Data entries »
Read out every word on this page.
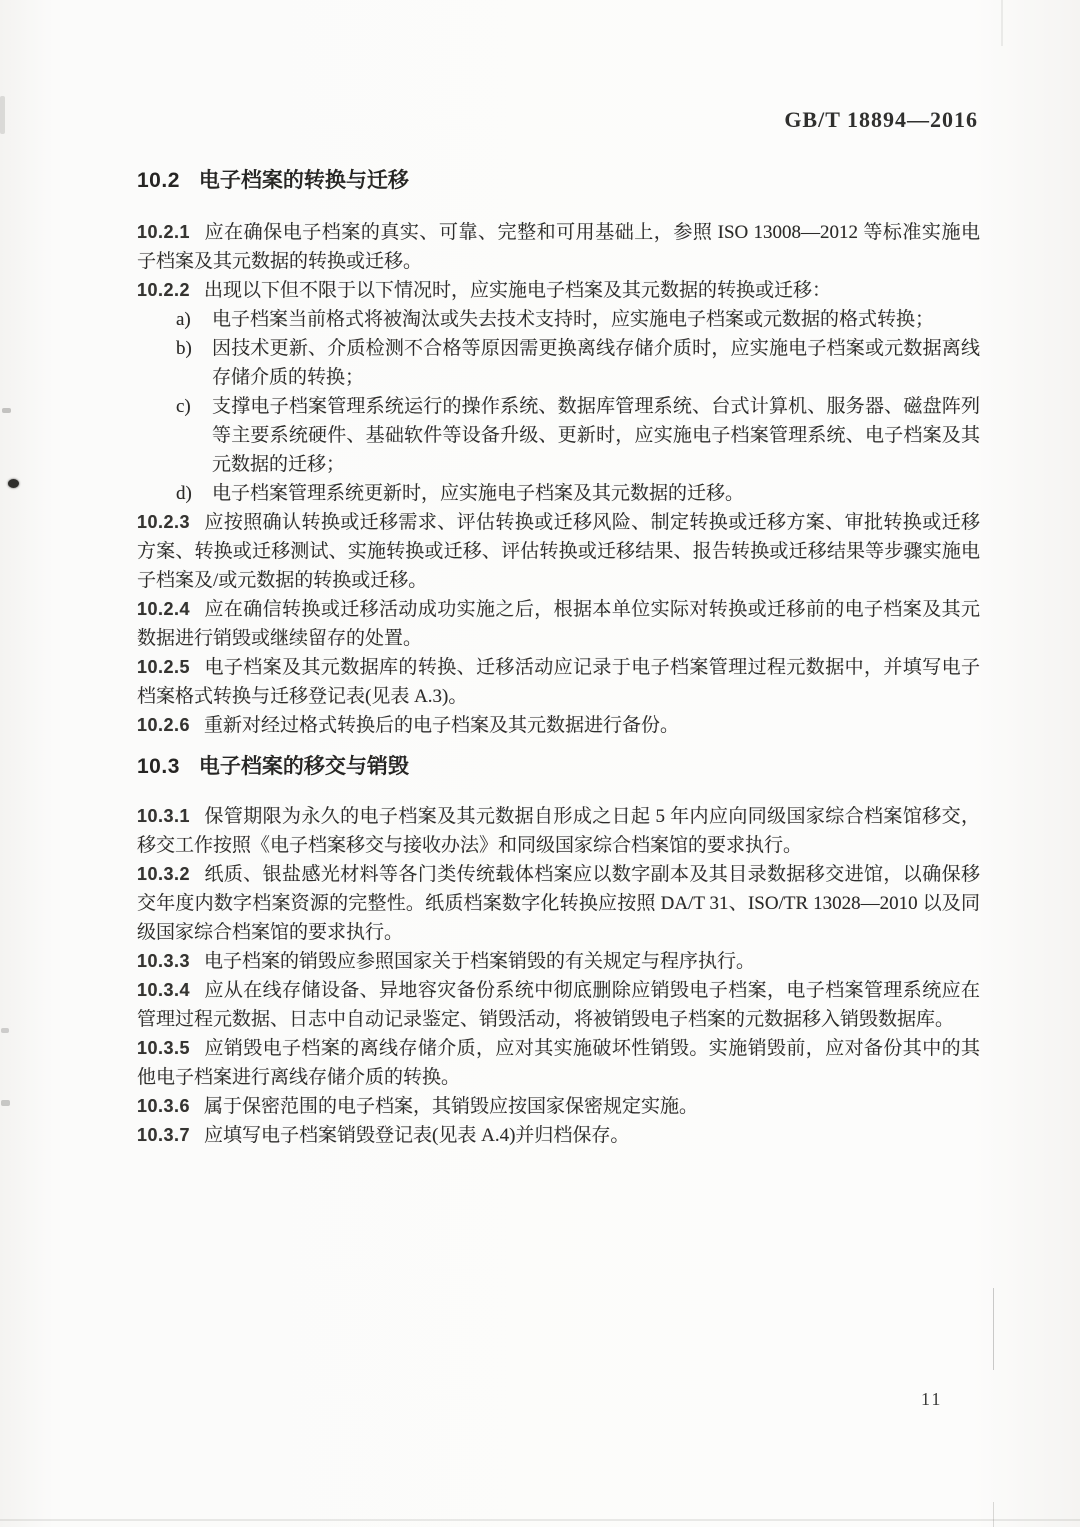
GB/T 18894—2016
10.2 电子档案的转换与迁移

10.2.1 应在确保电子档案的真实、可靠、完整和可用基础上，参照 ISO 13008—2012 等标准实施电子档案及其元数据的转换或迁移。

10.2.2 出现以下但不限于以下情况时，应实施电子档案及其元数据的转换或迁移：

a) 电子档案当前格式将被淘汰或失去技术支持时，应实施电子档案或元数据的格式转换；
b) 因技术更新、介质检测不合格等原因需更换离线存储介质时，应实施电子档案或元数据离线存储介质的转换；
c) 支撑电子档案管理系统运行的操作系统、数据库管理系统、台式计算机、服务器、磁盘阵列等主要系统硬件、基础软件等设备升级、更新时，应实施电子档案管理系统、电子档案及其元数据的迁移；
d) 电子档案管理系统更新时，应实施电子档案及其元数据的迁移。

10.2.3 应按照确认转换或迁移需求、评估转换或迁移风险、制定转换或迁移方案、审批转换或迁移方案、转换或迁移测试、实施转换或迁移、评估转换或迁移结果、报告转换或迁移结果等步骤实施电子档案及/或元数据的转换或迁移。

10.2.4 应在确信转换或迁移活动成功实施之后，根据本单位实际对转换或迁移前的电子档案及其元数据进行销毁或继续留存的处置。

10.2.5 电子档案及其元数据库的转换、迁移活动应记录于电子档案管理过程元数据中，并填写电子档案格式转换与迁移登记表(见表 A.3)。

10.2.6 重新对经过格式转换后的电子档案及其元数据进行备份。

10.3 电子档案的移交与销毁

10.3.1 保管期限为永久的电子档案及其元数据自形成之日起 5 年内应向同级国家综合档案馆移交，移交工作按照《电子档案移交与接收办法》和同级国家综合档案馆的要求执行。

10.3.2 纸质、银盐感光材料等各门类传统载体档案应以数字副本及其目录数据移交进馆，以确保移交年度内数字档案资源的完整性。纸质档案数字化转换应按照 DA/T 31、ISO/TR 13028—2010 以及同级国家综合档案馆的要求执行。

10.3.3 电子档案的销毁应参照国家关于档案销毁的有关规定与程序执行。

10.3.4 应从在线存储设备、异地容灾备份系统中彻底删除应销毁电子档案，电子档案管理系统应在管理过程元数据、日志中自动记录鉴定、销毁活动，将被销毁电子档案的元数据移入销毁数据库。

10.3.5 应销毁电子档案的离线存储介质，应对其实施破坏性销毁。实施销毁前，应对备份其中的其他电子档案进行离线存储介质的转换。

10.3.6 属于保密范围的电子档案，其销毁应按国家保密规定实施。

10.3.7 应填写电子档案销毁登记表(见表 A.4)并归档保存。

11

DIRECTIONS » Return the material exactly as given, apart from the pictures.

ANSWER IN FULL »
Read out every word on this page.
GB/T 18894—2016
10.2 电子档案的转换与迁移

10.2.1 应在确保电子档案的真实、可靠、完整和可用基础上，参照 ISO 13008—2012 等标准实施电子档案及其元数据的转换或迁移。

10.2.2 出现以下但不限于以下情况时，应实施电子档案及其元数据的转换或迁移：

a) 电子档案当前格式将被淘汰或失去技术支持时，应实施电子档案或元数据的格式转换；
b) 因技术更新、介质检测不合格等原因需更换离线存储介质时，应实施电子档案或元数据离线存储介质的转换；
c) 支撑电子档案管理系统运行的操作系统、数据库管理系统、台式计算机、服务器、磁盘阵列等主要系统硬件、基础软件等设备升级、更新时，应实施电子档案管理系统、电子档案及其元数据的迁移；
d) 电子档案管理系统更新时，应实施电子档案及其元数据的迁移。

10.2.3 应按照确认转换或迁移需求、评估转换或迁移风险、制定转换或迁移方案、审批转换或迁移方案、转换或迁移测试、实施转换或迁移、评估转换或迁移结果、报告转换或迁移结果等步骤实施电子档案及/或元数据的转换或迁移。

10.2.4 应在确信转换或迁移活动成功实施之后，根据本单位实际对转换或迁移前的电子档案及其元数据进行销毁或继续留存的处置。

10.2.5 电子档案及其元数据库的转换、迁移活动应记录于电子档案管理过程元数据中，并填写电子档案格式转换与迁移登记表(见表 A.3)。

10.2.6 重新对经过格式转换后的电子档案及其元数据进行备份。

10.3 电子档案的移交与销毁

10.3.1 保管期限为永久的电子档案及其元数据自形成之日起 5 年内应向同级国家综合档案馆移交，移交工作按照《电子档案移交与接收办法》和同级国家综合档案馆的要求执行。

10.3.2 纸质、银盐感光材料等各门类传统载体档案应以数字副本及其目录数据移交进馆，以确保移交年度内数字档案资源的完整性。纸质档案数字化转换应按照 DA/T 31、ISO/TR 13028—2010 以及同级国家综合档案馆的要求执行。

10.3.3 电子档案的销毁应参照国家关于档案销毁的有关规定与程序执行。

10.3.4 应从在线存储设备、异地容灾备份系统中彻底删除应销毁电子档案，电子档案管理系统应在管理过程元数据、日志中自动记录鉴定、销毁活动，将被销毁电子档案的元数据移入销毁数据库。

10.3.5 应销毁电子档案的离线存储介质，应对其实施破坏性销毁。实施销毁前，应对备份其中的其他电子档案进行离线存储介质的转换。

10.3.6 属于保密范围的电子档案，其销毁应按国家保密规定实施。

10.3.7 应填写电子档案销毁登记表(见表 A.4)并归档保存。

11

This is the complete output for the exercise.